>>>

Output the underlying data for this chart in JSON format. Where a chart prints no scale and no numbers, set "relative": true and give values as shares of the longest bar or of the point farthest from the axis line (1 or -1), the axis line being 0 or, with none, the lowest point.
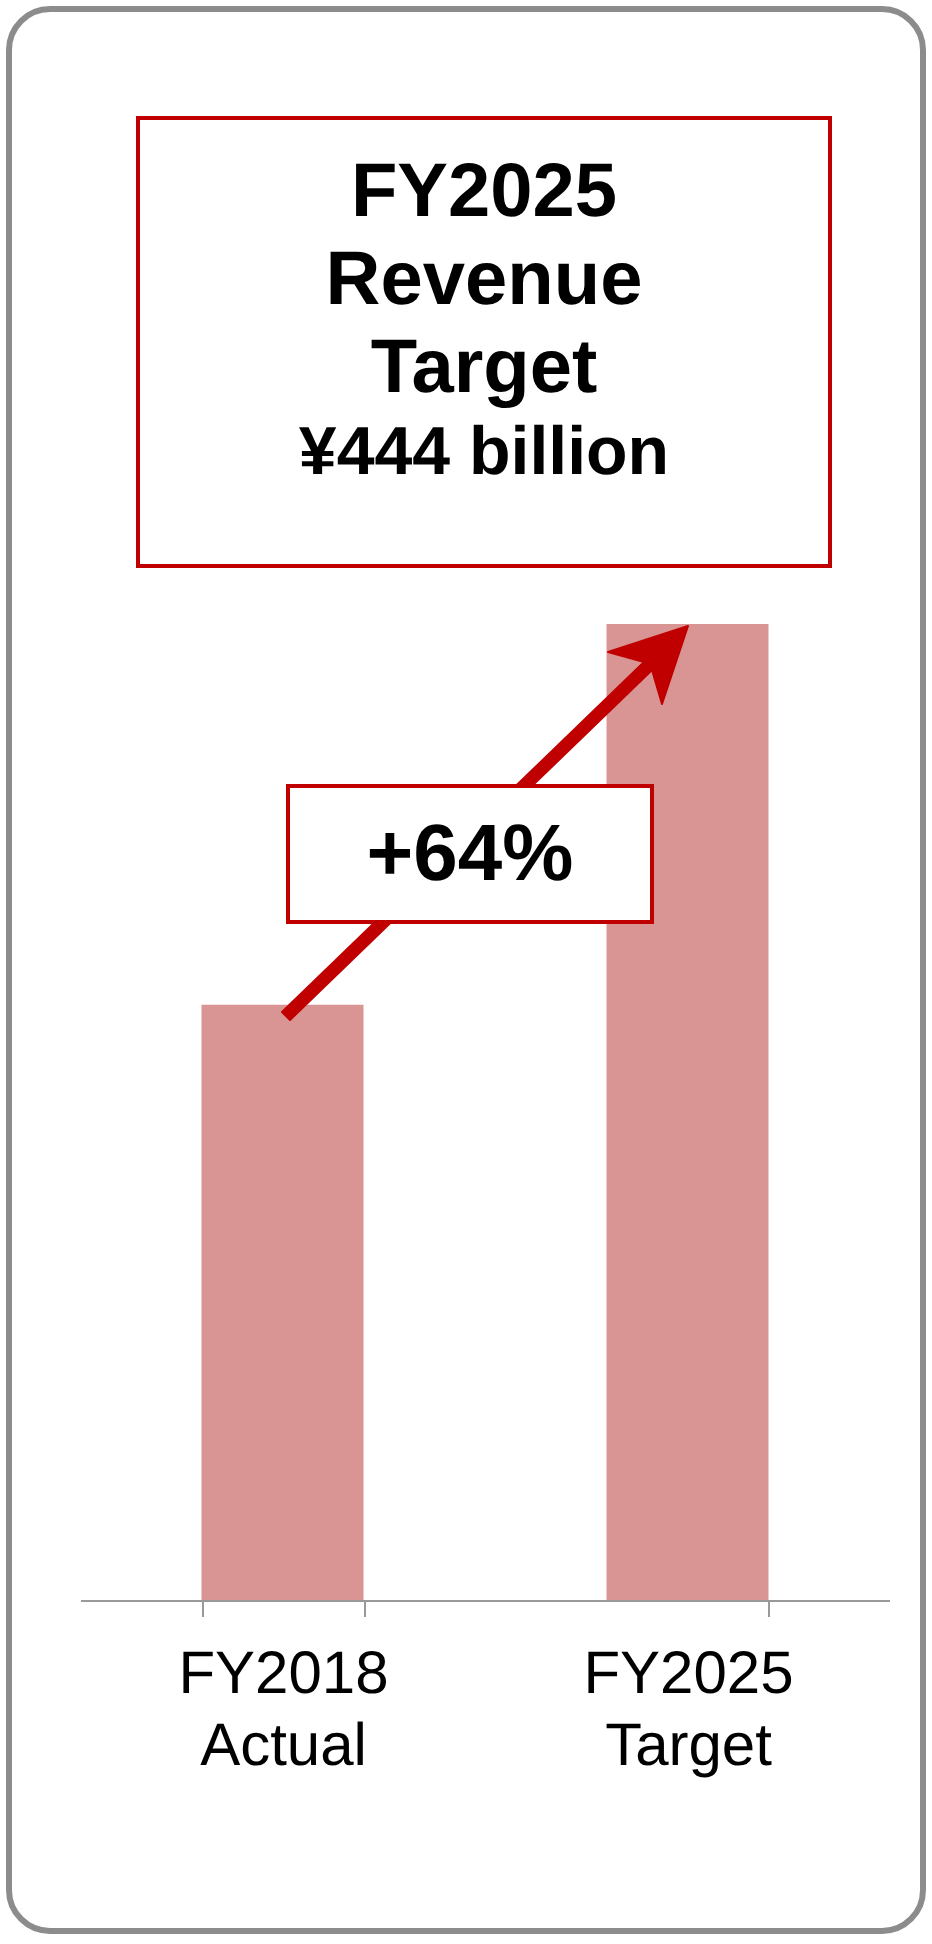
{
  "chart_data": {
    "type": "bar",
    "title": "FY2025 Revenue Target",
    "annotations": [
      "¥444 billion",
      "+64%"
    ],
    "categories": [
      "FY2018 Actual",
      "FY2025 Target"
    ],
    "values": [
      0.61,
      1
    ],
    "color": "#d99594",
    "relative": true
  }
}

<<<

** DO THIS **
From start to finish, output the listing exactly, but omit its pictures.

** CORRECT RESULT **
Output the underlying data for this chart in JSON format. Where a chart prints no scale and no numbers, set "relative": true and give values as shares of the longest bar or of the point farthest from the axis line (1 or -1), the axis line being 0 or, with none, the lowest point.
{
  "chart_data": {
    "type": "bar",
    "title": "FY2025 Revenue Target",
    "annotations": [
      "¥444 billion",
      "+64%"
    ],
    "categories": [
      "FY2018 Actual",
      "FY2025 Target"
    ],
    "values": [
      0.61,
      1
    ],
    "color": "#d99594",
    "relative": true
  }
}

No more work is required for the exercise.